TO BE DONE:
Reproduce each line exactly.

GIVEN ENTRIES:

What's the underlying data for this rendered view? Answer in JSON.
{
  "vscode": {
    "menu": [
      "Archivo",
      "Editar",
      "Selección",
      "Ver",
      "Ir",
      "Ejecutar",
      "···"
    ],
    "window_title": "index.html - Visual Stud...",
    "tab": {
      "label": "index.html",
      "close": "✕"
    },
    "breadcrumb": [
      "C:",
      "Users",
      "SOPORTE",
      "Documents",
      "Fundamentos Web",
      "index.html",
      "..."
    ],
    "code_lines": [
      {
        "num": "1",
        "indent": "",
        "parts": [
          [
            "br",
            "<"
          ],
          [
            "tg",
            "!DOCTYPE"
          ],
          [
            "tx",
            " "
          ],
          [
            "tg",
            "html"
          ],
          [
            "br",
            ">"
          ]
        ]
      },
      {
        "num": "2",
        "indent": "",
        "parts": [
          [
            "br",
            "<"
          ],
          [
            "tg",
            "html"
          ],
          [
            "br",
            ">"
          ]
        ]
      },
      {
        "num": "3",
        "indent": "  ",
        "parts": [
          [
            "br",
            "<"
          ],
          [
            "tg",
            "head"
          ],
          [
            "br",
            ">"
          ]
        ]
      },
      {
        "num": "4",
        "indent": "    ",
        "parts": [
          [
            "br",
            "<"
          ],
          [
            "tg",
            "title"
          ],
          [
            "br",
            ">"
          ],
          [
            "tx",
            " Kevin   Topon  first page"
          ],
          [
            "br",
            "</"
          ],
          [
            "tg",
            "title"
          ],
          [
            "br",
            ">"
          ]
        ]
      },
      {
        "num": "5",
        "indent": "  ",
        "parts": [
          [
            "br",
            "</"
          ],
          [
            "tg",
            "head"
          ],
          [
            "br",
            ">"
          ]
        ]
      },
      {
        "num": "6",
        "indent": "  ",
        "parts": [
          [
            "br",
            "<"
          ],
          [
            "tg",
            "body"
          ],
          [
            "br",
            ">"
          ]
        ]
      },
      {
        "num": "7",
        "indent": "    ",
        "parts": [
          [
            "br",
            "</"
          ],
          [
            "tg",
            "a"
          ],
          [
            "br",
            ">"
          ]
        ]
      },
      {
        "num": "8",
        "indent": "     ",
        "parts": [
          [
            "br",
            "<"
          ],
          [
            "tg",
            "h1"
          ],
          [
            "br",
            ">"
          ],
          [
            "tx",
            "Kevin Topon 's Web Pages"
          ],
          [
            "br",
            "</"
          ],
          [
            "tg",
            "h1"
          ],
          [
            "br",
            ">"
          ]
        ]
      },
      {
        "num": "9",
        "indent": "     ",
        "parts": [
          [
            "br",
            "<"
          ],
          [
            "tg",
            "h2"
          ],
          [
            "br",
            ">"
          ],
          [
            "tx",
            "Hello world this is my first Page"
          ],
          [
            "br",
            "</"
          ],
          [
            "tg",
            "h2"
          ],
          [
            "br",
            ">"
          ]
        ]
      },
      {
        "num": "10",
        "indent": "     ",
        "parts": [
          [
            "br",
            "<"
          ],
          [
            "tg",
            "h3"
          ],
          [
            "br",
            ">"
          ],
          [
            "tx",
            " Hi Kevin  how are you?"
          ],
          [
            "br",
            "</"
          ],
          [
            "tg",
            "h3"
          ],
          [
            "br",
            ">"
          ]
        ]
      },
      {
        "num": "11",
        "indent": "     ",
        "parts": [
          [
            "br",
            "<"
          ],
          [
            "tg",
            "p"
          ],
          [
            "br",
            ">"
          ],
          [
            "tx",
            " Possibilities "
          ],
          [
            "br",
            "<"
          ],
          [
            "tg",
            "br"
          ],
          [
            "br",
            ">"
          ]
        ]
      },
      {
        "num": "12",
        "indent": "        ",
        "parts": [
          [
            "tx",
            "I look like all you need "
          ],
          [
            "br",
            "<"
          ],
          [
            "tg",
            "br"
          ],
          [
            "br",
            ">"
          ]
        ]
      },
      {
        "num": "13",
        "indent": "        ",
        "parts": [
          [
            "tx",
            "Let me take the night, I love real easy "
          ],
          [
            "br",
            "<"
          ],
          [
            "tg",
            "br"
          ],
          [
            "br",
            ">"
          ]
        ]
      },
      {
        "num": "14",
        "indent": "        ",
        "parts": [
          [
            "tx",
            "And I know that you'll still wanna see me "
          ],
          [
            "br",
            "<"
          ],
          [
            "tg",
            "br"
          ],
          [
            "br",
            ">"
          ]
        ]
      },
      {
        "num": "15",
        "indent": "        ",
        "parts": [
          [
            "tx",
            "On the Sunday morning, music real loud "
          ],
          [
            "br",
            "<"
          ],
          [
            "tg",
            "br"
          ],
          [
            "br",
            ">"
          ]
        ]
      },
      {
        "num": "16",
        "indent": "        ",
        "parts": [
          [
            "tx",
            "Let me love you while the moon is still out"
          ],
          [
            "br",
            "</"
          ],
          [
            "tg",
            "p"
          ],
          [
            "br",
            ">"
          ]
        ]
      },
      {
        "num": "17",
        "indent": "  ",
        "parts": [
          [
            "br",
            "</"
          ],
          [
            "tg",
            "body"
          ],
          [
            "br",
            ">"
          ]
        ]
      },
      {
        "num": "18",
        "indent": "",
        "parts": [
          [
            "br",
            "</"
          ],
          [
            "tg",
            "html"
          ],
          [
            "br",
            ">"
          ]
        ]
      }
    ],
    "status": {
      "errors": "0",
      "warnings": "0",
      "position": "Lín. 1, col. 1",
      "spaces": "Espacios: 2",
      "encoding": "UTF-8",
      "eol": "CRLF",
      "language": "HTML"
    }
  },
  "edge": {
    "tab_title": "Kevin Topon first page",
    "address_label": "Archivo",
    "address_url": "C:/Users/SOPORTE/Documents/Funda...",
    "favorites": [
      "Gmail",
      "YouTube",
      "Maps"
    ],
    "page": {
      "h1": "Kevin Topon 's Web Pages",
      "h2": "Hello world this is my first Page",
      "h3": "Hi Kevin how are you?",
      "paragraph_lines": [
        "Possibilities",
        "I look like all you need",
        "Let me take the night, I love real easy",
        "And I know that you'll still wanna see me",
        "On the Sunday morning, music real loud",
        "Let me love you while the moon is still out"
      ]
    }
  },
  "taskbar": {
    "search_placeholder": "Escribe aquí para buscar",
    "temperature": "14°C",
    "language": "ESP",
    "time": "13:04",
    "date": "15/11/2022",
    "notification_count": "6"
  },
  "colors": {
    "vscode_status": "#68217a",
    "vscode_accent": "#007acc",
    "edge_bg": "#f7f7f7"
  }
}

RESULT OF THE TASK:
What's the underlying data for this rendered view? Answer in JSON.
{
  "vscode": {
    "menu": [
      "Archivo",
      "Editar",
      "Selección",
      "Ver",
      "Ir",
      "Ejecutar",
      "···"
    ],
    "window_title": "index.html - Visual Stud...",
    "tab": {
      "label": "index.html",
      "close": "✕"
    },
    "breadcrumb": [
      "C:",
      "Users",
      "SOPORTE",
      "Documents",
      "Fundamentos Web",
      "index.html",
      "..."
    ],
    "code_lines": [
      {
        "num": "1",
        "indent": "",
        "parts": [
          [
            "br",
            "<"
          ],
          [
            "tg",
            "!DOCTYPE"
          ],
          [
            "tx",
            " "
          ],
          [
            "tg",
            "html"
          ],
          [
            "br",
            ">"
          ]
        ]
      },
      {
        "num": "2",
        "indent": "",
        "parts": [
          [
            "br",
            "<"
          ],
          [
            "tg",
            "html"
          ],
          [
            "br",
            ">"
          ]
        ]
      },
      {
        "num": "3",
        "indent": "  ",
        "parts": [
          [
            "br",
            "<"
          ],
          [
            "tg",
            "head"
          ],
          [
            "br",
            ">"
          ]
        ]
      },
      {
        "num": "4",
        "indent": "    ",
        "parts": [
          [
            "br",
            "<"
          ],
          [
            "tg",
            "title"
          ],
          [
            "br",
            ">"
          ],
          [
            "tx",
            " Kevin   Topon  first page"
          ],
          [
            "br",
            "</"
          ],
          [
            "tg",
            "title"
          ],
          [
            "br",
            ">"
          ]
        ]
      },
      {
        "num": "5",
        "indent": "  ",
        "parts": [
          [
            "br",
            "</"
          ],
          [
            "tg",
            "head"
          ],
          [
            "br",
            ">"
          ]
        ]
      },
      {
        "num": "6",
        "indent": "  ",
        "parts": [
          [
            "br",
            "<"
          ],
          [
            "tg",
            "body"
          ],
          [
            "br",
            ">"
          ]
        ]
      },
      {
        "num": "7",
        "indent": "    ",
        "parts": [
          [
            "br",
            "</"
          ],
          [
            "tg",
            "a"
          ],
          [
            "br",
            ">"
          ]
        ]
      },
      {
        "num": "8",
        "indent": "     ",
        "parts": [
          [
            "br",
            "<"
          ],
          [
            "tg",
            "h1"
          ],
          [
            "br",
            ">"
          ],
          [
            "tx",
            "Kevin Topon 's Web Pages"
          ],
          [
            "br",
            "</"
          ],
          [
            "tg",
            "h1"
          ],
          [
            "br",
            ">"
          ]
        ]
      },
      {
        "num": "9",
        "indent": "     ",
        "parts": [
          [
            "br",
            "<"
          ],
          [
            "tg",
            "h2"
          ],
          [
            "br",
            ">"
          ],
          [
            "tx",
            "Hello world this is my first Page"
          ],
          [
            "br",
            "</"
          ],
          [
            "tg",
            "h2"
          ],
          [
            "br",
            ">"
          ]
        ]
      },
      {
        "num": "10",
        "indent": "     ",
        "parts": [
          [
            "br",
            "<"
          ],
          [
            "tg",
            "h3"
          ],
          [
            "br",
            ">"
          ],
          [
            "tx",
            " Hi Kevin  how are you?"
          ],
          [
            "br",
            "</"
          ],
          [
            "tg",
            "h3"
          ],
          [
            "br",
            ">"
          ]
        ]
      },
      {
        "num": "11",
        "indent": "     ",
        "parts": [
          [
            "br",
            "<"
          ],
          [
            "tg",
            "p"
          ],
          [
            "br",
            ">"
          ],
          [
            "tx",
            " Possibilities "
          ],
          [
            "br",
            "<"
          ],
          [
            "tg",
            "br"
          ],
          [
            "br",
            ">"
          ]
        ]
      },
      {
        "num": "12",
        "indent": "        ",
        "parts": [
          [
            "tx",
            "I look like all you need "
          ],
          [
            "br",
            "<"
          ],
          [
            "tg",
            "br"
          ],
          [
            "br",
            ">"
          ]
        ]
      },
      {
        "num": "13",
        "indent": "        ",
        "parts": [
          [
            "tx",
            "Let me take the night, I love real easy "
          ],
          [
            "br",
            "<"
          ],
          [
            "tg",
            "br"
          ],
          [
            "br",
            ">"
          ]
        ]
      },
      {
        "num": "14",
        "indent": "        ",
        "parts": [
          [
            "tx",
            "And I know that you'll still wanna see me "
          ],
          [
            "br",
            "<"
          ],
          [
            "tg",
            "br"
          ],
          [
            "br",
            ">"
          ]
        ]
      },
      {
        "num": "15",
        "indent": "        ",
        "parts": [
          [
            "tx",
            "On the Sunday morning, music real loud "
          ],
          [
            "br",
            "<"
          ],
          [
            "tg",
            "br"
          ],
          [
            "br",
            ">"
          ]
        ]
      },
      {
        "num": "16",
        "indent": "        ",
        "parts": [
          [
            "tx",
            "Let me love you while the moon is still out"
          ],
          [
            "br",
            "</"
          ],
          [
            "tg",
            "p"
          ],
          [
            "br",
            ">"
          ]
        ]
      },
      {
        "num": "17",
        "indent": "  ",
        "parts": [
          [
            "br",
            "</"
          ],
          [
            "tg",
            "body"
          ],
          [
            "br",
            ">"
          ]
        ]
      },
      {
        "num": "18",
        "indent": "",
        "parts": [
          [
            "br",
            "</"
          ],
          [
            "tg",
            "html"
          ],
          [
            "br",
            ">"
          ]
        ]
      }
    ],
    "status": {
      "errors": "0",
      "warnings": "0",
      "position": "Lín. 1, col. 1",
      "spaces": "Espacios: 2",
      "encoding": "UTF-8",
      "eol": "CRLF",
      "language": "HTML"
    }
  },
  "edge": {
    "tab_title": "Kevin Topon first page",
    "address_label": "Archivo",
    "address_url": "C:/Users/SOPORTE/Documents/Funda...",
    "favorites": [
      "Gmail",
      "YouTube",
      "Maps"
    ],
    "page": {
      "h1": "Kevin Topon 's Web Pages",
      "h2": "Hello world this is my first Page",
      "h3": "Hi Kevin how are you?",
      "paragraph_lines": [
        "Possibilities",
        "I look like all you need",
        "Let me take the night, I love real easy",
        "And I know that you'll still wanna see me",
        "On the Sunday morning, music real loud",
        "Let me love you while the moon is still out"
      ]
    }
  },
  "taskbar": {
    "search_placeholder": "Escribe aquí para buscar",
    "temperature": "14°C",
    "language": "ESP",
    "time": "13:04",
    "date": "15/11/2022",
    "notification_count": "6"
  },
  "colors": {
    "vscode_status": "#68217a",
    "vscode_accent": "#007acc",
    "edge_bg": "#f7f7f7"
  }
}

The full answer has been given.